Dataset rows —
* * *

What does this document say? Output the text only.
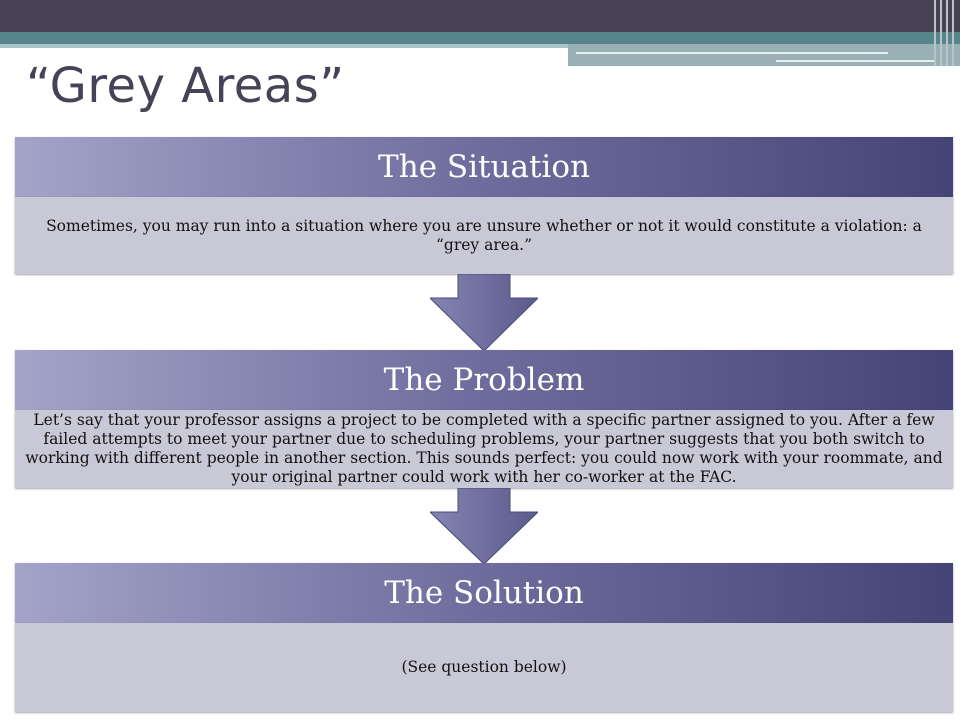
“Grey Areas”
The Situation
Sometimes, you may run into a situation where you are unsure whether or not it would constitute a violation: a “grey area.”
The Problem
Let’s say that your professor assigns a project to be completed with a specific partner assigned to you. After a few failed attempts to meet your partner due to scheduling problems, your partner suggests that you both switch to working with different people in another section. This sounds perfect: you could now work with your roommate, and your original partner could work with her co-worker at the FAC.
The Solution
(See question below)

* * *

TASK GOAL — Output all of the records exactly as they appear above, but not the pictures.

EXERCISE RESULT —
What does this document say? Output the text only.
“Grey Areas”
The Situation
Sometimes, you may run into a situation where you are unsure whether or not it would constitute a violation: a “grey area.”
The Problem
Let’s say that your professor assigns a project to be completed with a specific partner assigned to you. After a few failed attempts to meet your partner due to scheduling problems, your partner suggests that you both switch to working with different people in another section. This sounds perfect: you could now work with your roommate, and your original partner could work with her co-worker at the FAC.
The Solution
(See question below)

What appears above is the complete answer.